(Extracted data entries)
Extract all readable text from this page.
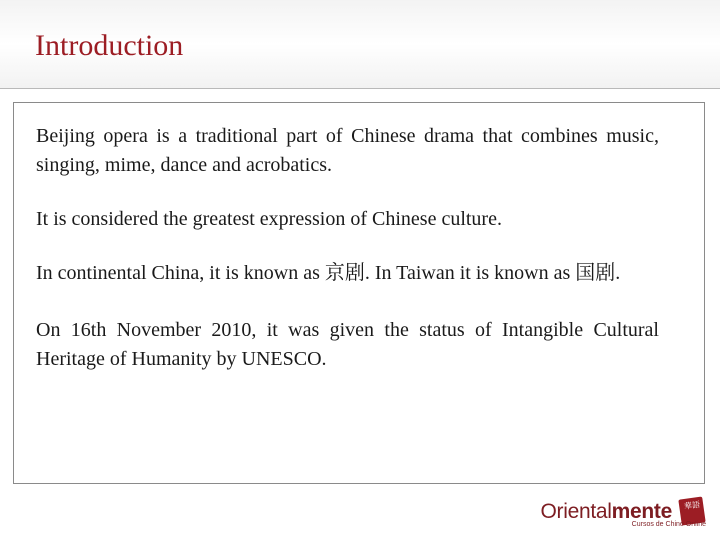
Introduction

Beijing opera is a traditional part of Chinese drama that combines music, singing, mime, dance and acrobatics.

It is considered the greatest expression of Chinese culture.

In continental China, it is known as 京剧. In Taiwan it is known as 国剧.

On 16th November 2010, it was given the status of Intangible Cultural Heritage of Humanity by UNESCO.

Orientalmente 華語
Cursos de Chino Online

GIVEN PROBLEM -
Scan the lines for the string "Chinese". Pick out every line that has it.

CORRECT RESULT -
Beijing opera is a traditional part of Chinese drama that combines music, singing, mime, dance and acrobatics.
It is considered the greatest expression of Chinese culture.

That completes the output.